* [課題文]
2020年9月から管理することになった築27年の7階建てマンションの一室をもとにリノベーションの失敗原因となる要素を見ていきましょう。
・地 域:埼玉県さいたま市
・構 造:マンション
・専有面積:44.89㎡
・工事内容:2DKから1LDKへリノベーション
・現 賃 料:140,000円(管理費込)
・旧 賃 料:不明※
・工事代金:8,400,000円(概算)
※こちらの事例は管理することになった時、既にリノベーションされていた部屋になります。旧賃料が不明なのはそのためです。
トイレ
掃除が簡単で節水効果があり、デザイン的にも人気があるタンクレストイレですが、タンク式トイレとは違い、直接水道の水圧を利用して洗浄を行うため、2階以上に設置する場合はある程度の強い水圧が必要になります。
水圧が弱いとトイレ洗浄の流れが弱くなりトイレ詰まりの原因になり、金額的にもタンク式トイレと比べて割高になるため、オーナー様の金銭的な負担が増えることになります。
結果として、ご入居されてから度々トイレ詰まりで出動することになり、ご入居様にもご不便をお掛けすることになりました。

* [指示 a] 課題文の後に続く行の最初の行から始め、「stone-black-P8[interactable] [418,222,445,249]」を含む行までを、両端を含めてもう一度そのまま書き出してください。
課題文と行の内容には何の関係もありません。

* [提示情報]
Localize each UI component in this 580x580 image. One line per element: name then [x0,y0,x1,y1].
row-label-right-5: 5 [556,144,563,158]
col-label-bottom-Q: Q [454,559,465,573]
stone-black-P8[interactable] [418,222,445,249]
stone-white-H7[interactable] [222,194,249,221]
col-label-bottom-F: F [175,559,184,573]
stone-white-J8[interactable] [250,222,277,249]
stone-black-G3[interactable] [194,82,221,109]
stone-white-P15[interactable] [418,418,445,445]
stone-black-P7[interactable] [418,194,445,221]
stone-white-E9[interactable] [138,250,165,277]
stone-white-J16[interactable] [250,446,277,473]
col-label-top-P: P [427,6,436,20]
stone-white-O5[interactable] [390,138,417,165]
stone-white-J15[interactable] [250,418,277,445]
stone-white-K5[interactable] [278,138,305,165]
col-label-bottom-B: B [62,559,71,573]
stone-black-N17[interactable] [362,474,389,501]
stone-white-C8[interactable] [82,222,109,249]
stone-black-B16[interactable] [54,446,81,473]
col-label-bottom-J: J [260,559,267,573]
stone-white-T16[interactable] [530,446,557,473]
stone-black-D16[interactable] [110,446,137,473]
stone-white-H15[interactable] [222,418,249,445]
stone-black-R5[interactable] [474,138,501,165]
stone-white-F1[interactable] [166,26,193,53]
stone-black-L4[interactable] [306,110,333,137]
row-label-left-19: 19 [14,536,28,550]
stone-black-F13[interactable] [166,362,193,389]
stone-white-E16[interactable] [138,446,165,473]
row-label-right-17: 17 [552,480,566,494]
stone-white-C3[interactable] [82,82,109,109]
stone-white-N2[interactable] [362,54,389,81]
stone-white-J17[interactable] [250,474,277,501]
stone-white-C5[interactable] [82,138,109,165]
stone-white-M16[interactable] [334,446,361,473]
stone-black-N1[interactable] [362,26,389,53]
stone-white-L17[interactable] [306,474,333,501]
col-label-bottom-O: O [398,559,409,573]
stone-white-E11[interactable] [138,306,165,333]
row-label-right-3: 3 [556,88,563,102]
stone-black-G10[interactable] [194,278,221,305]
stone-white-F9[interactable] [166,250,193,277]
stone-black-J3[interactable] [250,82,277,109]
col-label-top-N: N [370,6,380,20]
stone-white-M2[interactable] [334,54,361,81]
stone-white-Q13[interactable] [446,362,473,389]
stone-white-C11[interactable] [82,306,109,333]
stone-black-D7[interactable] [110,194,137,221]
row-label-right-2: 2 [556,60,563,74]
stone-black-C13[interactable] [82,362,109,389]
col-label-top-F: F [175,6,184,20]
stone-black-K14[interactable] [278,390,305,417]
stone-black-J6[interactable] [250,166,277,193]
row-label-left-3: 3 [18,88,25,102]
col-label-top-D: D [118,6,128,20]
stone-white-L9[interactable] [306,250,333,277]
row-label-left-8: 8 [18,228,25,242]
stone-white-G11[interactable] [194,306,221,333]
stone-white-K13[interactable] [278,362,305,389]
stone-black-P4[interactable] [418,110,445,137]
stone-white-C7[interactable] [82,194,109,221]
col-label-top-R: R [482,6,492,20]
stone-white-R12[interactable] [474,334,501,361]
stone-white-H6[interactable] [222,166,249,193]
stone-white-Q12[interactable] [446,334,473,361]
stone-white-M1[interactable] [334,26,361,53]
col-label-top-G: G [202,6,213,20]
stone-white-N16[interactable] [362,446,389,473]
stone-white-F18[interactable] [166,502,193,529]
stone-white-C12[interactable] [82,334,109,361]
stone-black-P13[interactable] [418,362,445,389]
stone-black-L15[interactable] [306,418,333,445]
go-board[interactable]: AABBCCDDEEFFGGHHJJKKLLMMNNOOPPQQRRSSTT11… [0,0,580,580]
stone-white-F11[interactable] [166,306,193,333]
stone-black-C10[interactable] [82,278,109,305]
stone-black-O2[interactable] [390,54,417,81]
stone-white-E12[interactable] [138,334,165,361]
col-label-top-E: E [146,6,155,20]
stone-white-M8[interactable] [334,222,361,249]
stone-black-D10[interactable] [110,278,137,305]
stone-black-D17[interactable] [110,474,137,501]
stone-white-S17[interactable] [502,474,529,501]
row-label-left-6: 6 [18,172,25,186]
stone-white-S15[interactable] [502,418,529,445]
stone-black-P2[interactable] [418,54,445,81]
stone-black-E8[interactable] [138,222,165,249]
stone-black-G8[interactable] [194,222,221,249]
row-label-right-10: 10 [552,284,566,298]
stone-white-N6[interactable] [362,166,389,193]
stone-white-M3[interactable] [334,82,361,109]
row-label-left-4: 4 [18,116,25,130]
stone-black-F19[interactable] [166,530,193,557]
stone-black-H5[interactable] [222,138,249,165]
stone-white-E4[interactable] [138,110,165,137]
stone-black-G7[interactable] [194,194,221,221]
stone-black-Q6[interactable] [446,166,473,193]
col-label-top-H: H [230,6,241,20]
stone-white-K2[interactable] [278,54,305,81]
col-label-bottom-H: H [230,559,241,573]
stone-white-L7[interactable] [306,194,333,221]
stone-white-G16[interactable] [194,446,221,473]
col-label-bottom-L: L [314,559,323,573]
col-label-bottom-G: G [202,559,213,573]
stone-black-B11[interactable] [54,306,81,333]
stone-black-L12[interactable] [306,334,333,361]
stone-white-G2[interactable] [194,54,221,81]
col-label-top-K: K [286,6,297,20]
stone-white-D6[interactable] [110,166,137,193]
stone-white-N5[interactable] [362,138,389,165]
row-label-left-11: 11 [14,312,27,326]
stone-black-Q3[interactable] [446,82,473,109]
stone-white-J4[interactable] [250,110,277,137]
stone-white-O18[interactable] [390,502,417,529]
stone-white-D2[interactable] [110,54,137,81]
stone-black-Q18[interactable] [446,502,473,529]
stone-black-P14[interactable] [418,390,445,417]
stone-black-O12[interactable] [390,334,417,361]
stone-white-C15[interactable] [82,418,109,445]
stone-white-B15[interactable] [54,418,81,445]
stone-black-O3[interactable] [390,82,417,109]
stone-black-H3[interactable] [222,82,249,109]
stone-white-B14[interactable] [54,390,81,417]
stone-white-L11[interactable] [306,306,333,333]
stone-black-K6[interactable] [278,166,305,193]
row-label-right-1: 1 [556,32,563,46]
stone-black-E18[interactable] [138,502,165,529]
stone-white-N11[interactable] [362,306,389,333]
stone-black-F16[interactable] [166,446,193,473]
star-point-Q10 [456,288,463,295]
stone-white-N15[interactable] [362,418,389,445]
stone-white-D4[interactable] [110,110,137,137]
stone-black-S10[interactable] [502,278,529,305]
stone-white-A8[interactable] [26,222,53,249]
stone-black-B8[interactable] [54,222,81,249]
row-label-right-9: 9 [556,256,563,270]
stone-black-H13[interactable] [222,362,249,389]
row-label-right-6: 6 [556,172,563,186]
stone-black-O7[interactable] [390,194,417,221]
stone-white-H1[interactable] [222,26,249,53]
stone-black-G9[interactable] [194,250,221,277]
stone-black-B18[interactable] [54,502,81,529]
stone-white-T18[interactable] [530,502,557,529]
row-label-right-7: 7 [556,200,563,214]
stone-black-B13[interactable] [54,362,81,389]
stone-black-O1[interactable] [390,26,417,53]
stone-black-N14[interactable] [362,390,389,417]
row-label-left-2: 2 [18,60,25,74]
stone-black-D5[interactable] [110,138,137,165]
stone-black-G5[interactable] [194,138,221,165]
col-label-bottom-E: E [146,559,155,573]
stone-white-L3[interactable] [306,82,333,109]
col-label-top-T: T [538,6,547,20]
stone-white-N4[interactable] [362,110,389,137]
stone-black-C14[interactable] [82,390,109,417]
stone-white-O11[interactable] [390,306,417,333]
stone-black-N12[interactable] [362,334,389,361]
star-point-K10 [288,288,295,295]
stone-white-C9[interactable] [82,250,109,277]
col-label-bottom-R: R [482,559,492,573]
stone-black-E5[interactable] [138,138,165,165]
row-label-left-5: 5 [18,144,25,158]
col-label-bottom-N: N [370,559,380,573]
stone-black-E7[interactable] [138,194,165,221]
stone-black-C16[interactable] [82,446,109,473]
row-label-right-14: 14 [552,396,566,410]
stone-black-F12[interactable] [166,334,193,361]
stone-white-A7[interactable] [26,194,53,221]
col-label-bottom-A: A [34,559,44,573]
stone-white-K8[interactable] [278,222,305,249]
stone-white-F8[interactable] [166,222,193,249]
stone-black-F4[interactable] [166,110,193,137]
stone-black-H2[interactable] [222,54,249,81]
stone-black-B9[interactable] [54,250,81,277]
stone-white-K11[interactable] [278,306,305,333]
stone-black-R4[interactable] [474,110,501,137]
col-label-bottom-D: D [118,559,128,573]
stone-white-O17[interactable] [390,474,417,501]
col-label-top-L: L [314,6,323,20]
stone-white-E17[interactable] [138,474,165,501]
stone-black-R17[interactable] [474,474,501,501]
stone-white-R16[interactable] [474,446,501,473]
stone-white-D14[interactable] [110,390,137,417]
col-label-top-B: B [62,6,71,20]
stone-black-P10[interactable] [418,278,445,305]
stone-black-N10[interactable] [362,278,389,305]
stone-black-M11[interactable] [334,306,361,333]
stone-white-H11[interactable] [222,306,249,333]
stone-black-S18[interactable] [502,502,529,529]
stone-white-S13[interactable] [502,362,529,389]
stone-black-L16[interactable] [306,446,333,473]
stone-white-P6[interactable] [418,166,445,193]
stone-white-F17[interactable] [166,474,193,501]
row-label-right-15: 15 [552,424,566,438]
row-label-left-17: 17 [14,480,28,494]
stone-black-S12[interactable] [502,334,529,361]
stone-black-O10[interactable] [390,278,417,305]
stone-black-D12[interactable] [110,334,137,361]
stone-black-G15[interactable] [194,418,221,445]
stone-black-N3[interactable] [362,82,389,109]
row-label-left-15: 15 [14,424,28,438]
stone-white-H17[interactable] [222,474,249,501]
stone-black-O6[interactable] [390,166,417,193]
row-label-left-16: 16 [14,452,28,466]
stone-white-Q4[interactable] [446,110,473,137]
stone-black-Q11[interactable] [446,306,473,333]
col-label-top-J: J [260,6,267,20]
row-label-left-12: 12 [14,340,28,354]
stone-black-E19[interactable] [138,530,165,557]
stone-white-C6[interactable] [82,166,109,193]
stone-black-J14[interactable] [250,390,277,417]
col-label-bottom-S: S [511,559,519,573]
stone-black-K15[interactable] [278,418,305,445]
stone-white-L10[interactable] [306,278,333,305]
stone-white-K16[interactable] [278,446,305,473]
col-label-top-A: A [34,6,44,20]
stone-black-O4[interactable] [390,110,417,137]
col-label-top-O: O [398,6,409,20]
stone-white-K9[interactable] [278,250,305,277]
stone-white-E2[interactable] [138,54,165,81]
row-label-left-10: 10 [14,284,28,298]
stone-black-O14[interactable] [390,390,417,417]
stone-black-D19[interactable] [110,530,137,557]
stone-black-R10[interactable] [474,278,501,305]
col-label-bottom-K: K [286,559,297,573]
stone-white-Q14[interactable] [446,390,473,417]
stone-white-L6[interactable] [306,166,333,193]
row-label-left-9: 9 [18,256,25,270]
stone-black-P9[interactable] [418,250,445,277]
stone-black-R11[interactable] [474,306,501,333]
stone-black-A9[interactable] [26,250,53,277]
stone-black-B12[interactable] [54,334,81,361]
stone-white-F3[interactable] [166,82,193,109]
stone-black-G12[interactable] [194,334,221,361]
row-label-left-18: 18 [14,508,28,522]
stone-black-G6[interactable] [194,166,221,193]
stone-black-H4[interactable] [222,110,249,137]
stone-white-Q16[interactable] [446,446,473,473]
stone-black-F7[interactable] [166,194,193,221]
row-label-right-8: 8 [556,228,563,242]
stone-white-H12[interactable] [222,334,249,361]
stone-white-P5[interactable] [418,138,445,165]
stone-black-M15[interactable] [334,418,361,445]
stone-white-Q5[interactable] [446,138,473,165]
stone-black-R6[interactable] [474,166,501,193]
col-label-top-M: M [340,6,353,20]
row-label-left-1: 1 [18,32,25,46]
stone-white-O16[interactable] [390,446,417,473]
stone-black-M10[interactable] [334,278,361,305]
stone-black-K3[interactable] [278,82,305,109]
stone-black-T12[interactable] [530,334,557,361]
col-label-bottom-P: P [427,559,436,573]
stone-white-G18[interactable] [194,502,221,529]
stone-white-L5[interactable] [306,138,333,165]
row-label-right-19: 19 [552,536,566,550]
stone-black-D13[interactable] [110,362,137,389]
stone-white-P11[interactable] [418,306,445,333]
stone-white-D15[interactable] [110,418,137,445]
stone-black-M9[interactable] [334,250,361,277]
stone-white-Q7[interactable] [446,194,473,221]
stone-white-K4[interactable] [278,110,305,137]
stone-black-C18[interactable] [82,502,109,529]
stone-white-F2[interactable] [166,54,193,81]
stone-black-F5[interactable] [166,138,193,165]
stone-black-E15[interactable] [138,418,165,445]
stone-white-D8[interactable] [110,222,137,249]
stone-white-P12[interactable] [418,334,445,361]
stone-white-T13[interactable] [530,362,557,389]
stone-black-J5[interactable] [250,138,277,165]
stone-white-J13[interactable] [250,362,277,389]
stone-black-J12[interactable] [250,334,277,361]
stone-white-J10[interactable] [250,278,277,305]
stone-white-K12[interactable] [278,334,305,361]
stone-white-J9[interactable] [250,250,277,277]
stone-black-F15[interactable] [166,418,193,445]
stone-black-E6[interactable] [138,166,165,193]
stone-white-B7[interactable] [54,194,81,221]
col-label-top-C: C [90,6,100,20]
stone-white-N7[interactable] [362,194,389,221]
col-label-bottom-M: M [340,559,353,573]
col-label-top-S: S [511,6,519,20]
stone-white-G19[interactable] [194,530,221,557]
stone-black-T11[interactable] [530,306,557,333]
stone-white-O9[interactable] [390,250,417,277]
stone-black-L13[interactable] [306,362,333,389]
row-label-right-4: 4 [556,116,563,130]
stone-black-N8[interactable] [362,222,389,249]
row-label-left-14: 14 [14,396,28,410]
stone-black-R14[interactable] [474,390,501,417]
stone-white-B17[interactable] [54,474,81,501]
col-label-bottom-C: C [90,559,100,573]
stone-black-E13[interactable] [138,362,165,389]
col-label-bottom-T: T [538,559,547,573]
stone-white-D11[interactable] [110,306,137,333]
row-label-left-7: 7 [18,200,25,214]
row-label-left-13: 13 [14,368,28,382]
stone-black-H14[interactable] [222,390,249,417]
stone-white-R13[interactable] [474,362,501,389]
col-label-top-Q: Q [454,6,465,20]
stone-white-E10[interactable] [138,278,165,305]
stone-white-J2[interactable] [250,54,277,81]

* [指示 b] 課題文について、次の(i)〜(iii)がそれぞれ合っているかを「はい」か「いいえ」で答え、判断の決め手となる課題文の語句を正確に引用してください。(i) この部屋の専有面積は44.89㎡である。(ii) この部屋の旧賃料は140,000円だった。(iii) タンクレストイレはタンク式トイレより安く済む。

* [解答 a]
Localize each UI component in this 580x580 image. One line per element: name then [x0,y0,x1,y1].
row-label-right-5: 5 [556,144,563,158]
col-label-bottom-Q: Q [454,559,465,573]
stone-black-P8[interactable] [418,222,445,249]

* [解答 b]
(i) はい。「専有面積:44.89㎡」
(ii) いいえ。「旧 賃 料:不明」
(iii) いいえ。「金額的にもタンク式トイレと比べて割高になる」